• [Exercise aim]: Pull out from the material below all lines with "type".

Dataset entries:
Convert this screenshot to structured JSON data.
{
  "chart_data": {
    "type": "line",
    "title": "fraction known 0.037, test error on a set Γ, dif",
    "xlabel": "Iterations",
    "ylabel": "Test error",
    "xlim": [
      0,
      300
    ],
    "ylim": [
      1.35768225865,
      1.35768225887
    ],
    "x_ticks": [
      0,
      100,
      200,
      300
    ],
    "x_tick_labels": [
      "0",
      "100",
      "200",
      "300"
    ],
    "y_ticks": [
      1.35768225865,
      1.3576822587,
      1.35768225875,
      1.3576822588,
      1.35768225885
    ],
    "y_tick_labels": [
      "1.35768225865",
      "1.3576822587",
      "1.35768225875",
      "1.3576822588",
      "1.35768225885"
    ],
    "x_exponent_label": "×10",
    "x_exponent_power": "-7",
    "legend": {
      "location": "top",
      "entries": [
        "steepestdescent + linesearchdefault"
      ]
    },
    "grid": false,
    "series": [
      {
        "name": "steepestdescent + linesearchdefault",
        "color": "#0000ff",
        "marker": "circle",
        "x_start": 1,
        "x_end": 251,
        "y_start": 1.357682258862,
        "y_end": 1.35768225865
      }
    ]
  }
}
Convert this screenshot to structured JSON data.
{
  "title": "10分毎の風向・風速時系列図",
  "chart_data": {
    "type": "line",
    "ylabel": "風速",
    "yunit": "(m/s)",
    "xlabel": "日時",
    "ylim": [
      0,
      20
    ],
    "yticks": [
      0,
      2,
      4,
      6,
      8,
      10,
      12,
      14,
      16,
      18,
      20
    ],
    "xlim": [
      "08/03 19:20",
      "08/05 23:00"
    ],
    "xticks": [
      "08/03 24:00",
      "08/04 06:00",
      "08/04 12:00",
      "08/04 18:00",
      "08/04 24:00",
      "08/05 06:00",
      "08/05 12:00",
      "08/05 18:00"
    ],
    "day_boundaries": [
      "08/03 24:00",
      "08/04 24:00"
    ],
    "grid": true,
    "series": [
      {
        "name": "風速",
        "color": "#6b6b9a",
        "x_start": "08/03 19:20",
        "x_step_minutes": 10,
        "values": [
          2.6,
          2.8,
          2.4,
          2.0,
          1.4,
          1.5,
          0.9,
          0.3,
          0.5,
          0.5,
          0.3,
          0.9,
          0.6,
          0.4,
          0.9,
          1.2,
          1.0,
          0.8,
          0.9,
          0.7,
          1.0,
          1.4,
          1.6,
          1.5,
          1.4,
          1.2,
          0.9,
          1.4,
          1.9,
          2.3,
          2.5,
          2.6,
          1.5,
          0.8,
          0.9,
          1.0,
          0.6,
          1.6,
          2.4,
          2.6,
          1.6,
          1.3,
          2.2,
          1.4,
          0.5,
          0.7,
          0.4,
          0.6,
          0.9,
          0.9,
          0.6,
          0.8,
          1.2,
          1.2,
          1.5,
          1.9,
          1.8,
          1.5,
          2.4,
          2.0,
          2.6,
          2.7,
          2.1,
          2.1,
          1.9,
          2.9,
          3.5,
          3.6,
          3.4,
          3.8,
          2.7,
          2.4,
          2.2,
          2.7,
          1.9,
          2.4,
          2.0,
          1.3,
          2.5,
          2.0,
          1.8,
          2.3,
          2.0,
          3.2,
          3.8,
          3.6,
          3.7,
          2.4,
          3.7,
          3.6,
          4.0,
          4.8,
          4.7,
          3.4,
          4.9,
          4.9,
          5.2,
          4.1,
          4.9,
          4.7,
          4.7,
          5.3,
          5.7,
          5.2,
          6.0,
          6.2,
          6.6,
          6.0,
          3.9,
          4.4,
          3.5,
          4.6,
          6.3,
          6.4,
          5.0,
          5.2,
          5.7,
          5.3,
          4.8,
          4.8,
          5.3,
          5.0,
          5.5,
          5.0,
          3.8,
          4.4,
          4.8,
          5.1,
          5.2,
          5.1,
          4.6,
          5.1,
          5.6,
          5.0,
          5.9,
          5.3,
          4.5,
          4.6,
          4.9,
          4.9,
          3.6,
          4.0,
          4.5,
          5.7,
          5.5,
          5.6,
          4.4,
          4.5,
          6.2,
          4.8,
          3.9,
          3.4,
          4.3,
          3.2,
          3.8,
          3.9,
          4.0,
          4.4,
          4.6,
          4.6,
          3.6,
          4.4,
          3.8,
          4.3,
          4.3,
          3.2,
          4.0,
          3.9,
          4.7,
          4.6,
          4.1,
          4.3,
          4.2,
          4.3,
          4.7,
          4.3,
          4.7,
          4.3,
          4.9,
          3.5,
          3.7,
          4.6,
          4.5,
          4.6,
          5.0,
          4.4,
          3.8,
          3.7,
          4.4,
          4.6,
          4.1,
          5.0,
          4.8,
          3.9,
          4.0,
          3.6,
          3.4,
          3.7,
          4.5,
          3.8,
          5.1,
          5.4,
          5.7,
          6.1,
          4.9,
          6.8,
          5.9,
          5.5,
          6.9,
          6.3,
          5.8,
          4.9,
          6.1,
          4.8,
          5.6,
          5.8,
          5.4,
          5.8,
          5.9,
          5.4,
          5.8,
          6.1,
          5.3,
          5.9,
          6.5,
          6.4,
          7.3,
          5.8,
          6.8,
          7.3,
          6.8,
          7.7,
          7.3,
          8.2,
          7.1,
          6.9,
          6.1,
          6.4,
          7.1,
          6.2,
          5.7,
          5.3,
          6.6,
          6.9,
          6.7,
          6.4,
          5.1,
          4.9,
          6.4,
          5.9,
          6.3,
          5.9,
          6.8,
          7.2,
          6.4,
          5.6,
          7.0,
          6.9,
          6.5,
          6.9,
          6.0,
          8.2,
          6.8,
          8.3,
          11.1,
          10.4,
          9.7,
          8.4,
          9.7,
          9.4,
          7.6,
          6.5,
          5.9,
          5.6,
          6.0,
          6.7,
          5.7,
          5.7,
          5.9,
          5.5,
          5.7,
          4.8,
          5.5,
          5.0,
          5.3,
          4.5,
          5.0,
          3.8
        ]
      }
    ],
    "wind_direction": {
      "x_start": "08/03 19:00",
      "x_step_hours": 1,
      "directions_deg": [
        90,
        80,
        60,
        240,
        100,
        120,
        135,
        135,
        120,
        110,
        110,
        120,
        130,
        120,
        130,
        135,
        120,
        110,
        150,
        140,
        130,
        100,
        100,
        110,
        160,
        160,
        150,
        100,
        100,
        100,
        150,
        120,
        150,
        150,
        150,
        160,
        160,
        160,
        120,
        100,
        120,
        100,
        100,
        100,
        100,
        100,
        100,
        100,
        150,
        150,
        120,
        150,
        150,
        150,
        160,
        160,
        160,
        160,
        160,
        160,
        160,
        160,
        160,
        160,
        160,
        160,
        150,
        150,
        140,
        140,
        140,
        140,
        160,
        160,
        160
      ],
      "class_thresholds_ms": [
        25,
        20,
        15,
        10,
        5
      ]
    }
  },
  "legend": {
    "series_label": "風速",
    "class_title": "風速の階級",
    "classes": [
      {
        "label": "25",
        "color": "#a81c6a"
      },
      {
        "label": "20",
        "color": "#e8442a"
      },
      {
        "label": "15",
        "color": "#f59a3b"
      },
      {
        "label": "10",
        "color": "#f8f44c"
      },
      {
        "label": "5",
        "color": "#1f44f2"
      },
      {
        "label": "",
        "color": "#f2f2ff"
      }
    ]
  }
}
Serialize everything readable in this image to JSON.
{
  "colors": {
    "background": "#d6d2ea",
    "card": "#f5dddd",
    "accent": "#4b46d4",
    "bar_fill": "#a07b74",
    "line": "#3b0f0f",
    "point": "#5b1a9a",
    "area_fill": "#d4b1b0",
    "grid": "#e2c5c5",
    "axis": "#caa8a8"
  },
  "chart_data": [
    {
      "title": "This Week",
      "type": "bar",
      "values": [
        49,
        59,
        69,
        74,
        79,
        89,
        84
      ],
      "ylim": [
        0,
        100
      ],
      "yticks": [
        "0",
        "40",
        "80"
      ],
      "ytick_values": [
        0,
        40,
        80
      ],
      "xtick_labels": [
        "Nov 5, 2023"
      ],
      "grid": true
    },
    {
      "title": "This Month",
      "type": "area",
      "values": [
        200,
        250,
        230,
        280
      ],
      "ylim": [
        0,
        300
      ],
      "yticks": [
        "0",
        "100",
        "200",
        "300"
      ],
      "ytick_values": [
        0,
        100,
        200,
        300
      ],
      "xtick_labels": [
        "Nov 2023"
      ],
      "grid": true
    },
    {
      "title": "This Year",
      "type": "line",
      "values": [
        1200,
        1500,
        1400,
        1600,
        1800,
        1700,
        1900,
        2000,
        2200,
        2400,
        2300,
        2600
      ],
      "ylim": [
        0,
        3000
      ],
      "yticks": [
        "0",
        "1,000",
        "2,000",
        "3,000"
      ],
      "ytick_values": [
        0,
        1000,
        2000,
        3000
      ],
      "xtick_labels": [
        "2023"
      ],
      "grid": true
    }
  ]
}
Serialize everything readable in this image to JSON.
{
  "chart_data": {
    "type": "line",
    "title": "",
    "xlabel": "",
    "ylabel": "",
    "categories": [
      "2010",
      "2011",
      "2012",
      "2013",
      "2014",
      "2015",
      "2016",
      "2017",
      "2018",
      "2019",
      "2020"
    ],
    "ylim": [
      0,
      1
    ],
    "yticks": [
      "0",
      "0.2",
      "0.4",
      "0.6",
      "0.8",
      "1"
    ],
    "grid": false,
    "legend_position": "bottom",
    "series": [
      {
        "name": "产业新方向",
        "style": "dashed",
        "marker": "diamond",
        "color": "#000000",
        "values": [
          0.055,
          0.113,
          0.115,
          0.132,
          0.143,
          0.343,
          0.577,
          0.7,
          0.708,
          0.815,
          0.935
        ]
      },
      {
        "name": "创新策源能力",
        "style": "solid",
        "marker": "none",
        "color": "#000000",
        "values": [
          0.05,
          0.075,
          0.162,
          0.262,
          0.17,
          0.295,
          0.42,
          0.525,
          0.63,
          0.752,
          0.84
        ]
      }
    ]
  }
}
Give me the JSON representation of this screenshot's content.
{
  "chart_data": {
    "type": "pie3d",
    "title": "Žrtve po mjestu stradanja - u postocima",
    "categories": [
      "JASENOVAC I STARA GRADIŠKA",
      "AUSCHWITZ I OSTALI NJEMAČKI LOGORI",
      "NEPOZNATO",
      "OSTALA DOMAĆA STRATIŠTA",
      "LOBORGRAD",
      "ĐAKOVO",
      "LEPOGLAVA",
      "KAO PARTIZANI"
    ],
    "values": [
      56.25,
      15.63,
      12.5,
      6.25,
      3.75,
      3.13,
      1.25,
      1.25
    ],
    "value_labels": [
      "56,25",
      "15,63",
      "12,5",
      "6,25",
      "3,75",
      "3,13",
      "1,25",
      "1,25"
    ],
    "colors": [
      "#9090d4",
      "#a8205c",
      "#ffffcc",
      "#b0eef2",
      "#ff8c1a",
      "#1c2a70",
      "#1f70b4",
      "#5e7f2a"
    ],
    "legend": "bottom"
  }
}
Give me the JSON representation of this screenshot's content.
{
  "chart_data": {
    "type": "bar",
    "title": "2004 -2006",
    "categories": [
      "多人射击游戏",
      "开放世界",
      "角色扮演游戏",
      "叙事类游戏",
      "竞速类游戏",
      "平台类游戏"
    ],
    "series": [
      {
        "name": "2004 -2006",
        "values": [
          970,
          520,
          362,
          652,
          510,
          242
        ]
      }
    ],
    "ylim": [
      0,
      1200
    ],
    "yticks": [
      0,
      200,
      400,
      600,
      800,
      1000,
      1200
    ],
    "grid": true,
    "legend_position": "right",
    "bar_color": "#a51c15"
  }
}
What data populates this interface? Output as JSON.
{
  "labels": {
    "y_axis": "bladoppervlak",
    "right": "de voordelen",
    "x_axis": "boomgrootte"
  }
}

• [Written response]:
    "type": "line",
    "type": "line",
      "type": "bar",
      "type": "area",
      "type": "line",
    "type": "line",
    "type": "pie3d",
    "type": "bar",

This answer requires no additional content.